DATA SUPPLIED:
-.-.-
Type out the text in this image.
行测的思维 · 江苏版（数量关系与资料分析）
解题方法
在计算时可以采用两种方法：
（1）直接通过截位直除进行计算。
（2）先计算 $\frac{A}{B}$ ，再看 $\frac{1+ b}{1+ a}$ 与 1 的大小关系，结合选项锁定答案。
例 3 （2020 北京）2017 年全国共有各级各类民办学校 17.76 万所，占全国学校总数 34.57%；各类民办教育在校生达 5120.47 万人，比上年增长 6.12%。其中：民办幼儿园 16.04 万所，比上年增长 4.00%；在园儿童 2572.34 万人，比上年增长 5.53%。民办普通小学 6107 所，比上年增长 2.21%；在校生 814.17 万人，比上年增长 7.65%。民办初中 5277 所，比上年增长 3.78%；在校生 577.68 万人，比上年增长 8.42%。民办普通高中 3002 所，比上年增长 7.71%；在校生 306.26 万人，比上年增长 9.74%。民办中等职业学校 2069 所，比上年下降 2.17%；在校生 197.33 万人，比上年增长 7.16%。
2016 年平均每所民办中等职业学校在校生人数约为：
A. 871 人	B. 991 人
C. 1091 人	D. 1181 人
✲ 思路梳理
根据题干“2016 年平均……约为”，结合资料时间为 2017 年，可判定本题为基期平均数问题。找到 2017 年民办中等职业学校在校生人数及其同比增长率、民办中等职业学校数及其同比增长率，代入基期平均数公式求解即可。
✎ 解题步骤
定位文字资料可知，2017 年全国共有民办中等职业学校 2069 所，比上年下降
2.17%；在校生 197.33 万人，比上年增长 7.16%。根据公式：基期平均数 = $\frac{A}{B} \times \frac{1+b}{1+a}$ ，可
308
-.-.-
INSTRUCTION: Print all of the data exactly as it was given.

RESPONSE TO THIS TASK:
Type out the text in this image.
行测的思维 · 江苏版（数量关系与资料分析）
解题方法
在计算时可以采用两种方法：
（1）直接通过截位直除进行计算。
（2）先计算 $\frac{A}{B}$ ，再看 $\frac{1+ b}{1+ a}$ 与 1 的大小关系，结合选项锁定答案。
例 3 （2020 北京）2017 年全国共有各级各类民办学校 17.76 万所，占全国学校总数 34.57%；各类民办教育在校生达 5120.47 万人，比上年增长 6.12%。其中：民办幼儿园 16.04 万所，比上年增长 4.00%；在园儿童 2572.34 万人，比上年增长 5.53%。民办普通小学 6107 所，比上年增长 2.21%；在校生 814.17 万人，比上年增长 7.65%。民办初中 5277 所，比上年增长 3.78%；在校生 577.68 万人，比上年增长 8.42%。民办普通高中 3002 所，比上年增长 7.71%；在校生 306.26 万人，比上年增长 9.74%。民办中等职业学校 2069 所，比上年下降 2.17%；在校生 197.33 万人，比上年增长 7.16%。
2016 年平均每所民办中等职业学校在校生人数约为：
A. 871 人	B. 991 人
C. 1091 人	D. 1181 人
✲ 思路梳理
根据题干“2016 年平均……约为”，结合资料时间为 2017 年，可判定本题为基期平均数问题。找到 2017 年民办中等职业学校在校生人数及其同比增长率、民办中等职业学校数及其同比增长率，代入基期平均数公式求解即可。
✎ 解题步骤
定位文字资料可知，2017 年全国共有民办中等职业学校 2069 所，比上年下降
2.17%；在校生 197.33 万人，比上年增长 7.16%。根据公式：基期平均数 = $\frac{A}{B} \times \frac{1+b}{1+a}$ ，可
308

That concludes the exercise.